Data rows:

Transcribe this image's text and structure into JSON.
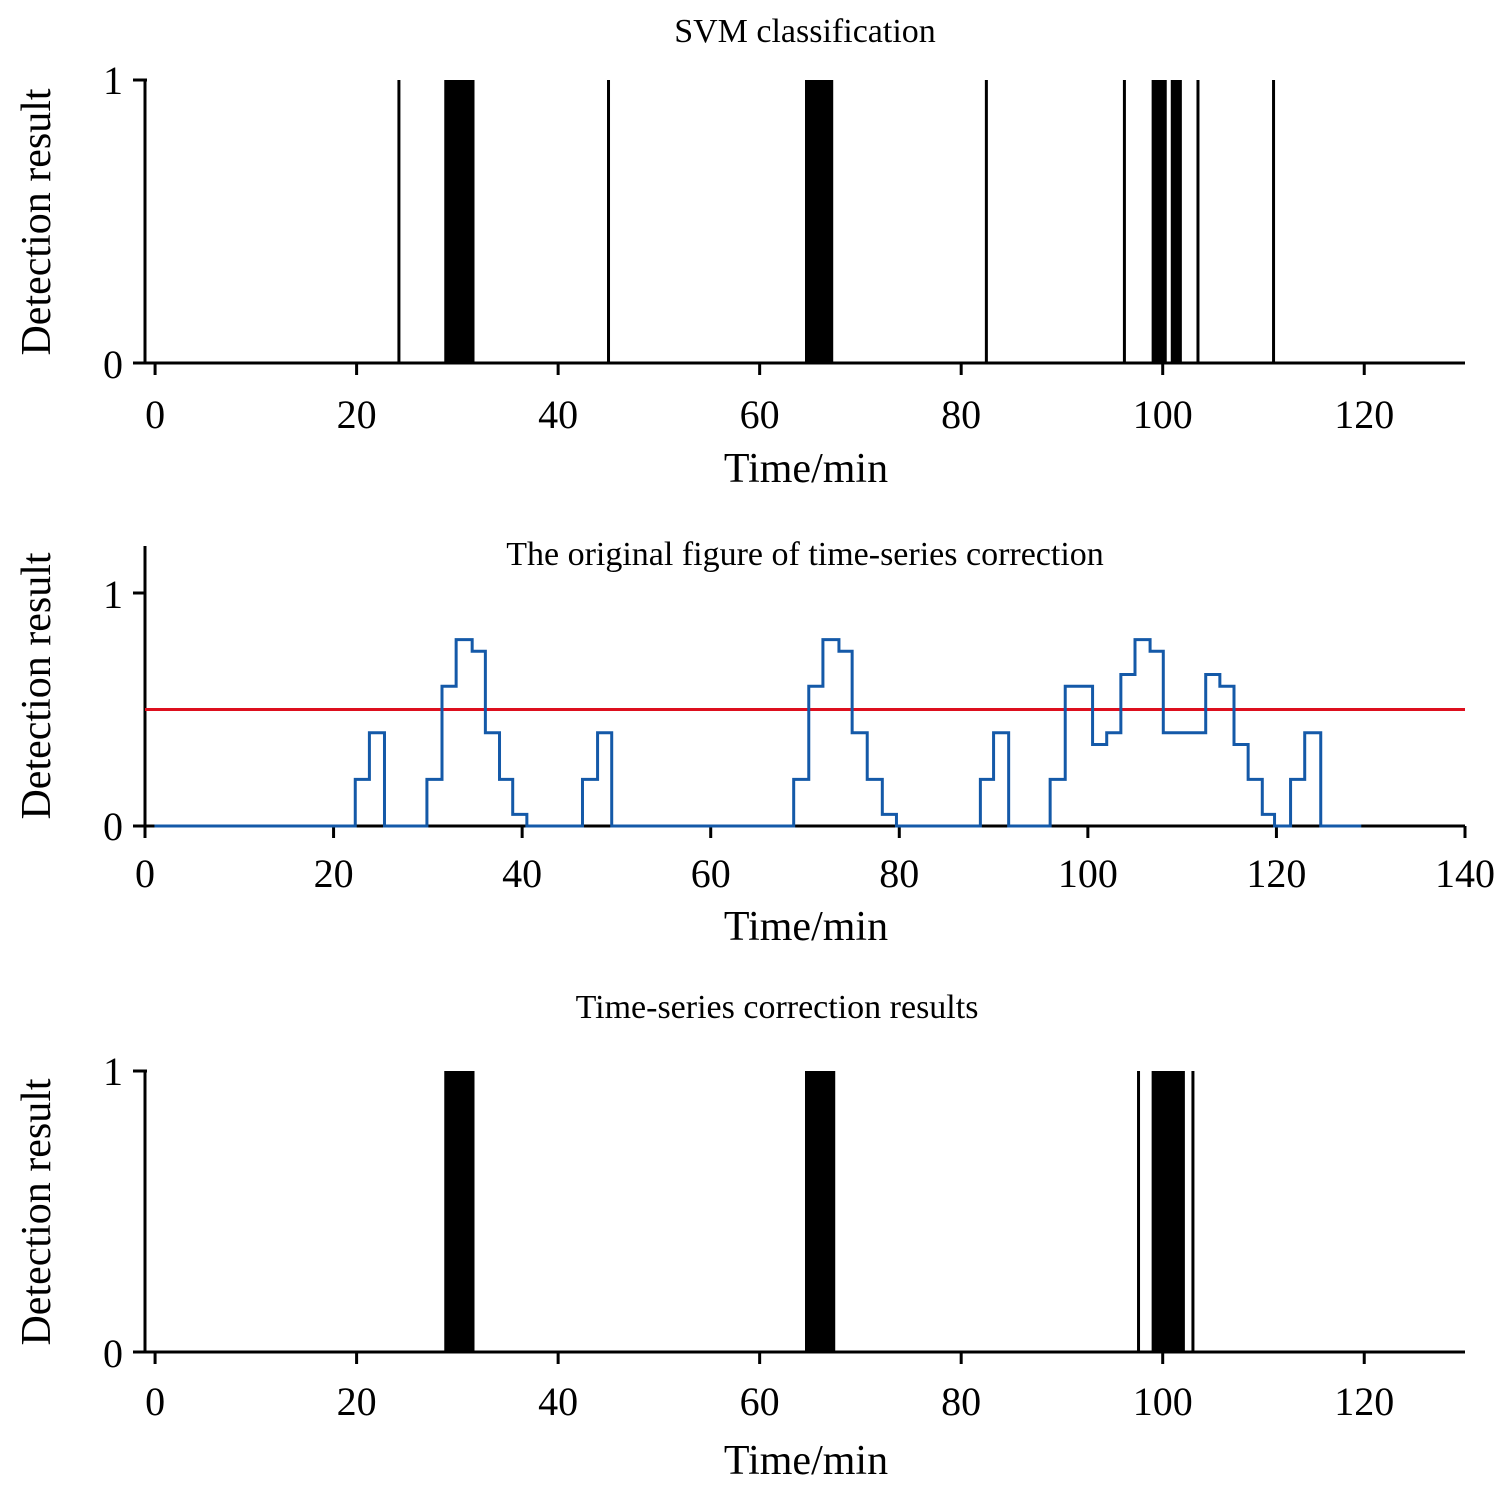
{
  "chart_data": [
    {
      "type": "line",
      "title": "SVM classification",
      "xlabel": "Time/min",
      "ylabel": "Detection result",
      "xlim": [
        -1,
        130
      ],
      "ylim": [
        0,
        1
      ],
      "xticks": [
        "0",
        "20",
        "40",
        "60",
        "80",
        "100",
        "120"
      ],
      "yticks": [
        "0",
        "1"
      ],
      "grid": false,
      "series": [
        {
          "style": "binary-pulses",
          "color": "#000000",
          "line_pulses": [
            24.2,
            45.0,
            82.5,
            96.2,
            103.5,
            111.0
          ],
          "block_pulses": [
            [
              28.7,
              31.7
            ],
            [
              64.5,
              67.3
            ],
            [
              98.9,
              100.4
            ],
            [
              100.8,
              101.9
            ]
          ]
        }
      ]
    },
    {
      "type": "line",
      "title": "The original figure of time-series correction",
      "xlabel": "Time/min",
      "ylabel": "Detection result",
      "xlim": [
        0,
        140
      ],
      "ylim": [
        0,
        1.2
      ],
      "xticks": [
        "0",
        "20",
        "40",
        "60",
        "80",
        "100",
        "120",
        "140"
      ],
      "yticks": [
        "0",
        "1"
      ],
      "grid": false,
      "threshold": {
        "value": 0.5,
        "color": "#dd0f1e"
      },
      "series": [
        {
          "style": "step",
          "color": "#1459a8",
          "x": [
            1.0,
            22.3,
            23.8,
            25.4,
            29.9,
            31.5,
            33.0,
            34.7,
            36.1,
            37.6,
            39.0,
            40.5,
            46.4,
            48.0,
            49.5,
            68.8,
            70.4,
            71.9,
            73.6,
            75.0,
            76.6,
            78.2,
            79.7,
            88.6,
            90.0,
            91.6,
            96.0,
            97.6,
            100.5,
            102.0,
            103.5,
            105.0,
            106.6,
            108.0,
            109.5,
            112.5,
            114.0,
            115.5,
            117.0,
            118.5,
            119.8,
            121.5,
            123.0,
            124.7,
            129.0
          ],
          "y": [
            0,
            0.2,
            0.4,
            0,
            0.2,
            0.6,
            0.8,
            0.75,
            0.4,
            0.2,
            0.05,
            0,
            0.2,
            0.4,
            0,
            0.2,
            0.6,
            0.8,
            0.75,
            0.4,
            0.2,
            0.05,
            0,
            0.2,
            0.4,
            0,
            0.2,
            0.6,
            0.35,
            0.4,
            0.65,
            0.8,
            0.75,
            0.4,
            0.4,
            0.65,
            0.6,
            0.35,
            0.2,
            0.05,
            0,
            0.2,
            0.4,
            0,
            0
          ]
        }
      ]
    },
    {
      "type": "line",
      "title": "Time-series correction results",
      "xlabel": "Time/min",
      "ylabel": "Detection result",
      "xlim": [
        -1,
        130
      ],
      "ylim": [
        0,
        1
      ],
      "xticks": [
        "0",
        "20",
        "40",
        "60",
        "80",
        "100",
        "120"
      ],
      "yticks": [
        "0",
        "1"
      ],
      "grid": false,
      "series": [
        {
          "style": "binary-pulses",
          "color": "#000000",
          "line_pulses": [
            97.6,
            103.0
          ],
          "block_pulses": [
            [
              28.7,
              31.7
            ],
            [
              64.5,
              67.5
            ],
            [
              98.9,
              102.2
            ]
          ]
        }
      ]
    }
  ]
}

Stated problem:
Spot every line that holds "title" and copy it.

Exercise response:
      "title": "SVM classification",
      "title": "The original figure of time-series correction",
      "title": "Time-series correction results",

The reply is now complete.